Copy out every record below exactly as written, but leave out any pictures.

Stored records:

------

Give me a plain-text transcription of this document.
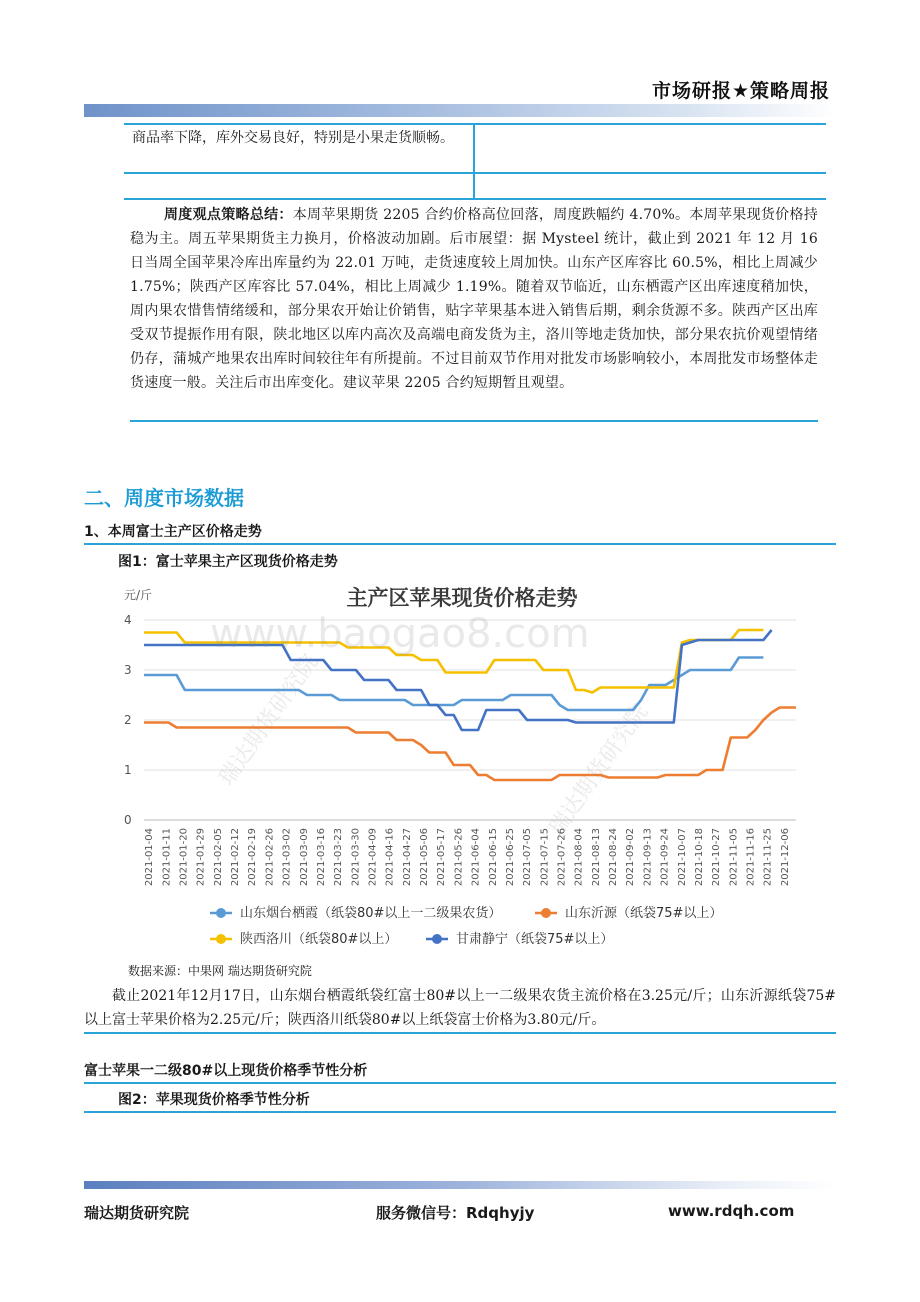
市场研报★策略周报
商品率下降，库外交易良好，特别是小果走货顺畅。
周度观点策略总结：本周苹果期货 2205 合约价格高位回落，周度跌幅约 4.70%。本周苹果现货价格持稳为主。周五苹果期货主力换月，价格波动加剧。后市展望：据 Mysteel 统计，截止到 2021 年 12 月 16 日当周全国苹果冷库出库量约为 22.01 万吨，走货速度较上周加快。山东产区库容比 60.5%，相比上周减少 1.75%；陕西产区库容比 57.04%，相比上周减少 1.19%。随着双节临近，山东栖霞产区出库速度稍加快，周内果农惜售情绪缓和，部分果农开始让价销售，贴字苹果基本进入销售后期，剩余货源不多。陕西产区出库受双节提振作用有限，陕北地区以库内高次及高端电商发货为主，洛川等地走货加快，部分果农抗价观望情绪仍存，蒲城产地果农出库时间较往年有所提前。不过目前双节作用对批发市场影响较小，本周批发市场整体走货速度一般。关注后市出库变化。建议苹果 2205 合约短期暂且观望。
二、周度市场数据
1、本周富士主产区价格走势
图1：富士苹果主产区现货价格走势
主产区苹果现货价格走势
元/斤
0
1
2
3
4
2021-01-04 2021-01-11 2021-01-20 2021-01-29 2021-02-05 2021-02-12 2021-02-19 2021-02-26 2021-03-02 2021-03-09 2021-03-16 2021-03-23 2021-03-30 2021-04-09 2021-04-16 2021-04-27 2021-05-06 2021-05-17 2021-05-26 2021-06-04 2021-06-15 2021-06-25 2021-07-05 2021-07-15 2021-07-26 2021-08-04 2021-08-13 2021-08-24 2021-09-02 2021-09-13 2021-09-24 2021-10-07 2021-10-18 2021-10-27 2021-11-05 2021-11-16 2021-11-25 2021-12-06
山东烟台栖霞（纸袋80#以上一二级果农货）	山东沂源（纸袋75#以上）
陕西洛川（纸袋80#以上）	甘肃静宁（纸袋75#以上）
www.baogao8.com
瑞达期货研究院	瑞达期货研究院
数据来源：中果网 瑞达期货研究院
截止2021年12月17日，山东烟台栖霞纸袋红富士80#以上一二级果农货主流价格在3.25元/斤；山东沂源纸袋75#以上富士苹果价格为2.25元/斤；陕西洛川纸袋80#以上纸袋富士价格为3.80元/斤。
富士苹果一二级80#以上现货价格季节性分析
图2：苹果现货价格季节性分析
瑞达期货研究院	服务微信号：Rdqhyjy	www.rdqh.com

------

> **RESULT OF THE EXERCISE**:
Give me a plain-text transcription of this document.
市场研报★策略周报
商品率下降，库外交易良好，特别是小果走货顺畅。
周度观点策略总结：本周苹果期货 2205 合约价格高位回落，周度跌幅约 4.70%。本周苹果现货价格持稳为主。周五苹果期货主力换月，价格波动加剧。后市展望：据 Mysteel 统计，截止到 2021 年 12 月 16 日当周全国苹果冷库出库量约为 22.01 万吨，走货速度较上周加快。山东产区库容比 60.5%，相比上周减少 1.75%；陕西产区库容比 57.04%，相比上周减少 1.19%。随着双节临近，山东栖霞产区出库速度稍加快，周内果农惜售情绪缓和，部分果农开始让价销售，贴字苹果基本进入销售后期，剩余货源不多。陕西产区出库受双节提振作用有限，陕北地区以库内高次及高端电商发货为主，洛川等地走货加快，部分果农抗价观望情绪仍存，蒲城产地果农出库时间较往年有所提前。不过目前双节作用对批发市场影响较小，本周批发市场整体走货速度一般。关注后市出库变化。建议苹果 2205 合约短期暂且观望。
二、周度市场数据
1、本周富士主产区价格走势
图1：富士苹果主产区现货价格走势
主产区苹果现货价格走势
元/斤
0
1
2
3
4
2021-01-04 2021-01-11 2021-01-20 2021-01-29 2021-02-05 2021-02-12 2021-02-19 2021-02-26 2021-03-02 2021-03-09 2021-03-16 2021-03-23 2021-03-30 2021-04-09 2021-04-16 2021-04-27 2021-05-06 2021-05-17 2021-05-26 2021-06-04 2021-06-15 2021-06-25 2021-07-05 2021-07-15 2021-07-26 2021-08-04 2021-08-13 2021-08-24 2021-09-02 2021-09-13 2021-09-24 2021-10-07 2021-10-18 2021-10-27 2021-11-05 2021-11-16 2021-11-25 2021-12-06
山东烟台栖霞（纸袋80#以上一二级果农货）	山东沂源（纸袋75#以上）
陕西洛川（纸袋80#以上）	甘肃静宁（纸袋75#以上）
www.baogao8.com
瑞达期货研究院	瑞达期货研究院
数据来源：中果网 瑞达期货研究院
截止2021年12月17日，山东烟台栖霞纸袋红富士80#以上一二级果农货主流价格在3.25元/斤；山东沂源纸袋75#以上富士苹果价格为2.25元/斤；陕西洛川纸袋80#以上纸袋富士价格为3.80元/斤。
富士苹果一二级80#以上现货价格季节性分析
图2：苹果现货价格季节性分析
瑞达期货研究院	服务微信号：Rdqhyjy	www.rdqh.com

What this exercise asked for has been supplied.